> **WHAT THE TASK REQUIRES**: In the data below, locate each line with the word "حساب" and list it.
--- Start of SUPPLIED DATA ---
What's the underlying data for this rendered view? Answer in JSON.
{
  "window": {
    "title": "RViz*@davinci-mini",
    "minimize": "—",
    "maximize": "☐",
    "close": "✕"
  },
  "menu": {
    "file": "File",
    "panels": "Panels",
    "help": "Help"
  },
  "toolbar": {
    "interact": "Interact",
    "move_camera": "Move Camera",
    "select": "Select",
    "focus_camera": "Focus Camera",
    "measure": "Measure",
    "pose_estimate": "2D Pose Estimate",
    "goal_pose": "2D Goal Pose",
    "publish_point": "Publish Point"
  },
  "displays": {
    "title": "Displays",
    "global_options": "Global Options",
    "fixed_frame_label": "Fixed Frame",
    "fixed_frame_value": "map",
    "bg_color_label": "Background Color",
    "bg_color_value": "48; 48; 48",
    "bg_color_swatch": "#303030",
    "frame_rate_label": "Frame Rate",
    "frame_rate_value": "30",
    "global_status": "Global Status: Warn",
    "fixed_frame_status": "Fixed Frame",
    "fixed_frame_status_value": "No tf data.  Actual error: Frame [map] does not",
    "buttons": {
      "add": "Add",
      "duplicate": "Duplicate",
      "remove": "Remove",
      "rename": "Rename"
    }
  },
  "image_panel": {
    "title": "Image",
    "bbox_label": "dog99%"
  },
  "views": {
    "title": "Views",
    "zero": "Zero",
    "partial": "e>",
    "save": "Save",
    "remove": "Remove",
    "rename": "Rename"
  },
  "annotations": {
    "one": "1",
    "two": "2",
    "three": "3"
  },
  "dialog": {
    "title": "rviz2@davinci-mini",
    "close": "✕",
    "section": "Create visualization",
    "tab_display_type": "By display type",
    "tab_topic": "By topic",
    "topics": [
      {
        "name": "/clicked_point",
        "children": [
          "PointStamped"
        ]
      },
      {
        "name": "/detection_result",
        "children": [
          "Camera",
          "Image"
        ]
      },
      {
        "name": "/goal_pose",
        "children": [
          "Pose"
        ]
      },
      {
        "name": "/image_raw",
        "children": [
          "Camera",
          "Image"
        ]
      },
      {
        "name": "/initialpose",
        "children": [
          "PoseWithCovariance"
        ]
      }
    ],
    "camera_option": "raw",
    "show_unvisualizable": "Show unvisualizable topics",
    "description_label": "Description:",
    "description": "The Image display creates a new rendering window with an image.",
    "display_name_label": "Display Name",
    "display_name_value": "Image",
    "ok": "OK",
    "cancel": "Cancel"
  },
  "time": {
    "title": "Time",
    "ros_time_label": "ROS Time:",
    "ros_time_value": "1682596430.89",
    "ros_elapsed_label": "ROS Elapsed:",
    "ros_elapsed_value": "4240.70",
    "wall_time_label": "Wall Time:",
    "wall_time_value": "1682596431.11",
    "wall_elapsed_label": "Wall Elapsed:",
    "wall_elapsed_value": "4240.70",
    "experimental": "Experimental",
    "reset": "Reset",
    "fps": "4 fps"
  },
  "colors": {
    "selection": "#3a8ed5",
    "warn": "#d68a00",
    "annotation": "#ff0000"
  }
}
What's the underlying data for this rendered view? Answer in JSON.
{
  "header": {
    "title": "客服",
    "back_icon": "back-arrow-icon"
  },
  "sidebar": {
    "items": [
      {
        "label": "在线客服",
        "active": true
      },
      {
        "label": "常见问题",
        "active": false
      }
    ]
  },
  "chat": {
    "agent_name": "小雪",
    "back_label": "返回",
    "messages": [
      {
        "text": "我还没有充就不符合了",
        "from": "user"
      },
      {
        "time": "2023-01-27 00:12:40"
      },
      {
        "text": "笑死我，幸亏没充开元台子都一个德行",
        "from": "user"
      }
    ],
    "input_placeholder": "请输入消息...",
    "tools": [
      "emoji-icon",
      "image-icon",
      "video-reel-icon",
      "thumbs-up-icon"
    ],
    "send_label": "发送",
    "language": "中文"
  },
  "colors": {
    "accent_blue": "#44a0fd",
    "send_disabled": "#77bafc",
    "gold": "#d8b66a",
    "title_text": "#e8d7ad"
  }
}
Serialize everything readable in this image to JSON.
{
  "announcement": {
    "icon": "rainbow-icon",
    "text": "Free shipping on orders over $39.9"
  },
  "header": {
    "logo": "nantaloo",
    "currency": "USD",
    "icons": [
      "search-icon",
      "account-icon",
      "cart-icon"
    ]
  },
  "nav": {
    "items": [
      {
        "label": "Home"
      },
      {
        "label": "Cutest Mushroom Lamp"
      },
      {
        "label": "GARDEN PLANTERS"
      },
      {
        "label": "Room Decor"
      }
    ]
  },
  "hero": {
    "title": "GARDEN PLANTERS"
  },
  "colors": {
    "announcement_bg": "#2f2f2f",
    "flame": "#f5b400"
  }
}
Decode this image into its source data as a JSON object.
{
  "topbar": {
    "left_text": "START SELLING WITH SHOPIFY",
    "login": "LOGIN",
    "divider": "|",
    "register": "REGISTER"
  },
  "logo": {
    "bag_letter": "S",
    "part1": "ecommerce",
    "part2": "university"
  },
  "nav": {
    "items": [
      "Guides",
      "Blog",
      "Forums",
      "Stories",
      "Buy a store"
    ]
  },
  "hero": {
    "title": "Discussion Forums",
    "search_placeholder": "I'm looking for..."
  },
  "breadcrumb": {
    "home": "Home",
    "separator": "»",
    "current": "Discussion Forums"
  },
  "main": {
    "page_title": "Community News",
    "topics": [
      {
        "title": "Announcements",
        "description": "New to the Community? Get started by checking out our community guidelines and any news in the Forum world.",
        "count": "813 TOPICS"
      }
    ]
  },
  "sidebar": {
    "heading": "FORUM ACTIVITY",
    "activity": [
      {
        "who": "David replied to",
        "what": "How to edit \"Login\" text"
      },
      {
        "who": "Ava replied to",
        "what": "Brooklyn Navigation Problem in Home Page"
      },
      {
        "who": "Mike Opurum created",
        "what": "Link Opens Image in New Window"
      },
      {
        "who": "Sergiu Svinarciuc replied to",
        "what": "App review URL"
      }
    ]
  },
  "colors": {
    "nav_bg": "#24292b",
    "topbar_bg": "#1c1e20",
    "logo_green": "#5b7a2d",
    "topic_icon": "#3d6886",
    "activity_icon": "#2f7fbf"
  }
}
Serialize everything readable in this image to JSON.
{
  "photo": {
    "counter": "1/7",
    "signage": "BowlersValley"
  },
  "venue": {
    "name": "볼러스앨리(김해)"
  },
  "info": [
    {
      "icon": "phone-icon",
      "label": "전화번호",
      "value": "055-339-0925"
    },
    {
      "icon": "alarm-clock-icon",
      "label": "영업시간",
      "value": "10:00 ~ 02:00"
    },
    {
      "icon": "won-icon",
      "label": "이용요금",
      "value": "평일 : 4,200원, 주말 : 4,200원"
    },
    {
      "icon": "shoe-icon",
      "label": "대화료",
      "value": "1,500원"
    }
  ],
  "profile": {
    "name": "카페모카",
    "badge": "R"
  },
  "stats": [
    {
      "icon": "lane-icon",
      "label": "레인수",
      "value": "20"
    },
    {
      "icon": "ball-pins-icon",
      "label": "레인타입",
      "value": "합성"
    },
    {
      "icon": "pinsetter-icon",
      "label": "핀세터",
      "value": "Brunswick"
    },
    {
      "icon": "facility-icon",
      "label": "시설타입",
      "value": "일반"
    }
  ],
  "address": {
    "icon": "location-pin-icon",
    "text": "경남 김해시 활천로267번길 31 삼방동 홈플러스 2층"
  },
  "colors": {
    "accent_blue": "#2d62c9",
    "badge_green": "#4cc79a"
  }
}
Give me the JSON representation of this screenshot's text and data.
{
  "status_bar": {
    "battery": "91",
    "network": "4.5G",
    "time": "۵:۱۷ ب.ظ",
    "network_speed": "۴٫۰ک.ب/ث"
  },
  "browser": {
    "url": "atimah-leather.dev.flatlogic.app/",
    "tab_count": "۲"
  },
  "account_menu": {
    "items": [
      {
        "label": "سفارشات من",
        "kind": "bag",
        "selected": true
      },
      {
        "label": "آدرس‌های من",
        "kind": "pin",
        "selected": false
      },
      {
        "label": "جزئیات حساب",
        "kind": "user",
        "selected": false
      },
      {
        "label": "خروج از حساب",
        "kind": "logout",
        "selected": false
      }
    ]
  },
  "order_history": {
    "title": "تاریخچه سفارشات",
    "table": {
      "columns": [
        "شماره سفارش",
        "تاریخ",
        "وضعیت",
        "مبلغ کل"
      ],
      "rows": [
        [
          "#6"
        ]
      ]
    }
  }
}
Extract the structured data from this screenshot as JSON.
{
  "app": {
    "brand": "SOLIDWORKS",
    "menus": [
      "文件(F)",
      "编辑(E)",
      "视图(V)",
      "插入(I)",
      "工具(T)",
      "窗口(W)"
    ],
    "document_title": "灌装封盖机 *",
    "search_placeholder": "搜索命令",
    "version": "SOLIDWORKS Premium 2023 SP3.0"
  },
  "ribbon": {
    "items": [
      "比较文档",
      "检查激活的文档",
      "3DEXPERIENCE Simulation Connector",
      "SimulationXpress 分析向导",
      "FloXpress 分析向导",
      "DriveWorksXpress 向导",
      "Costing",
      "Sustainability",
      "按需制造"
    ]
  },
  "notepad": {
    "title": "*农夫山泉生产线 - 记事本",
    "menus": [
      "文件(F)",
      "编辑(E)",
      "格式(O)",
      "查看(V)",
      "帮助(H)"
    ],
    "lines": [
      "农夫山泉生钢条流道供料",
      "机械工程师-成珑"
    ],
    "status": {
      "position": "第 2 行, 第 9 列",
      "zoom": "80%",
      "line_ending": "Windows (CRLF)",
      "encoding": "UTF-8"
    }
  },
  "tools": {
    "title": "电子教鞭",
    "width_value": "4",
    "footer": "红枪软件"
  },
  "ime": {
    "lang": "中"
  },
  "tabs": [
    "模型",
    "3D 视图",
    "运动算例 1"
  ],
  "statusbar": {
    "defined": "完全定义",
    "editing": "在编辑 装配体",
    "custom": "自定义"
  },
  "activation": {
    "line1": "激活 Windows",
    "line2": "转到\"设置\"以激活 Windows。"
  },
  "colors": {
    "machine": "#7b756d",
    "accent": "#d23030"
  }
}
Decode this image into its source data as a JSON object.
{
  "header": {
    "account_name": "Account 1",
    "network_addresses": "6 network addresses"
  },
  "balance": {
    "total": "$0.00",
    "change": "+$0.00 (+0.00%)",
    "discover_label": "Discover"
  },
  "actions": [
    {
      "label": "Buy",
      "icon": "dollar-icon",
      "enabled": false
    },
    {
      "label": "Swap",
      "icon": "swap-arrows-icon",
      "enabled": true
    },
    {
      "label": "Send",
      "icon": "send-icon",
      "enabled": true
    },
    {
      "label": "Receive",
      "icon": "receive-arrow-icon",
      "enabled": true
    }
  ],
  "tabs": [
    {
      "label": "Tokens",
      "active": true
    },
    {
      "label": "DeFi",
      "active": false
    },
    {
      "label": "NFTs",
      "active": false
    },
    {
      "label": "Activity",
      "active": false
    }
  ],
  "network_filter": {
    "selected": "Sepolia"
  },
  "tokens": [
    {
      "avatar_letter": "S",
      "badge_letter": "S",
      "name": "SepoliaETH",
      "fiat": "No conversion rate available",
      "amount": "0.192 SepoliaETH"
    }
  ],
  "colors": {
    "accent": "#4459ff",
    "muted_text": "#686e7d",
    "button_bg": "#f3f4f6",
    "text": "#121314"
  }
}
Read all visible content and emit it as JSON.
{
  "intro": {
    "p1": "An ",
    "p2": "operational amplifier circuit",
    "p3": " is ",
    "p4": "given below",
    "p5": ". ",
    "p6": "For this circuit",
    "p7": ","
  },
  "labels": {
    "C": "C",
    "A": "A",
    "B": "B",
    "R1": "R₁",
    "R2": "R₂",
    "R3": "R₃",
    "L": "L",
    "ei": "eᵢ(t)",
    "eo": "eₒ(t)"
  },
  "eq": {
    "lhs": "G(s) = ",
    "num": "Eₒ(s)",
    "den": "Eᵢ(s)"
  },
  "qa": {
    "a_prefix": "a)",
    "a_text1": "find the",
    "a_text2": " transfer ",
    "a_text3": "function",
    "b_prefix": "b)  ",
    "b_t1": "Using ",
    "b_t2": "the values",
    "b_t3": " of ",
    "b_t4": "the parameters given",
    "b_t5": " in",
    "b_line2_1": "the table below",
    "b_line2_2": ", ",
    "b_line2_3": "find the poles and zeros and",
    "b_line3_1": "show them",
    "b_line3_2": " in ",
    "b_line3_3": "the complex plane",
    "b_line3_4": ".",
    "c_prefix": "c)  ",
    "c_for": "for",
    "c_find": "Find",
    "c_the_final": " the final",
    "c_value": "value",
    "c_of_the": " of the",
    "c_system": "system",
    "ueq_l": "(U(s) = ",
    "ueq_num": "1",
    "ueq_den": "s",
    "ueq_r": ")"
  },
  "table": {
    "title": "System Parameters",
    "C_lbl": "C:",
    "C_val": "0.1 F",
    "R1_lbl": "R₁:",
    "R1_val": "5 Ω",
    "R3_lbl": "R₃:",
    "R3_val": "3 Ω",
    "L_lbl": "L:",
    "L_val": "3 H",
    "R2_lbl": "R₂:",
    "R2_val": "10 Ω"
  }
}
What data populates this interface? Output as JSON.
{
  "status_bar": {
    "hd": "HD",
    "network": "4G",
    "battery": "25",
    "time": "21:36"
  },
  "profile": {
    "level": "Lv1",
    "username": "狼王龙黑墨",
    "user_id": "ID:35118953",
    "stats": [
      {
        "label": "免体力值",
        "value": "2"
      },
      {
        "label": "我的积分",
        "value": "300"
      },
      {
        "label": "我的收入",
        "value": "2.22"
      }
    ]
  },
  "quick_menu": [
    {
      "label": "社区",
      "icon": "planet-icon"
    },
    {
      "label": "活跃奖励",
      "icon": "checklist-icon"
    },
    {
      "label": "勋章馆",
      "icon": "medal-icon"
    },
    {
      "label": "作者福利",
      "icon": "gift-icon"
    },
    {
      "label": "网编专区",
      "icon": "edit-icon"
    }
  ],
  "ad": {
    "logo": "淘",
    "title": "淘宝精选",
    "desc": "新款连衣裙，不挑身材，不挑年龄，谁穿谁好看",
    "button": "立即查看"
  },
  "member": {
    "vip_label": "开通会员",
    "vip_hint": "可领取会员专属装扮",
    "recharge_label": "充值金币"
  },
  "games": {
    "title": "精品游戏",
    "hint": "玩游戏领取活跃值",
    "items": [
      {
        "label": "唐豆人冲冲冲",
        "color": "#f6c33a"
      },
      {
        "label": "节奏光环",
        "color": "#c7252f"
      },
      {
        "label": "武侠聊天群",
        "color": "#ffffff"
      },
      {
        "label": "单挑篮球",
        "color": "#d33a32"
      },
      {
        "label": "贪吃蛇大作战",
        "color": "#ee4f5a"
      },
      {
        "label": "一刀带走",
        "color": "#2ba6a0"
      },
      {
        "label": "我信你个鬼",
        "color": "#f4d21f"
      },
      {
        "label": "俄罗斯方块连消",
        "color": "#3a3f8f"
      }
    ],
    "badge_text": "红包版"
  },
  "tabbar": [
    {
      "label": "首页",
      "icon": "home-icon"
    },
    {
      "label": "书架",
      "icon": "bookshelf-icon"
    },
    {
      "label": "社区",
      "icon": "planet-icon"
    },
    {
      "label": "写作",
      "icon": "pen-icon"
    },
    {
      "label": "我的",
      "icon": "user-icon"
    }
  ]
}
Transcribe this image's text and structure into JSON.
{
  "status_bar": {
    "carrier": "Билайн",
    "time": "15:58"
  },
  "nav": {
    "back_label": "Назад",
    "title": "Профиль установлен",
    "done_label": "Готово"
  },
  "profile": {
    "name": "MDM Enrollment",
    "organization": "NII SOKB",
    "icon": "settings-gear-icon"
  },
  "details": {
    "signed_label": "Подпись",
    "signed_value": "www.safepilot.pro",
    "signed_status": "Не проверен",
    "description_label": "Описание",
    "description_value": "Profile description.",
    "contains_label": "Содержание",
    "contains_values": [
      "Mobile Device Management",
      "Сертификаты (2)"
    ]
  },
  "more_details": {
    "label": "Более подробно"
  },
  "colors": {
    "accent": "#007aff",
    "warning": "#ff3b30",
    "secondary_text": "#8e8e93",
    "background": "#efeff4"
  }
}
--- End of SUPPLIED DATA ---
> **FULL RESPONSE**:
        "label": "جزئیات حساب",
        "label": "خروج از حساب",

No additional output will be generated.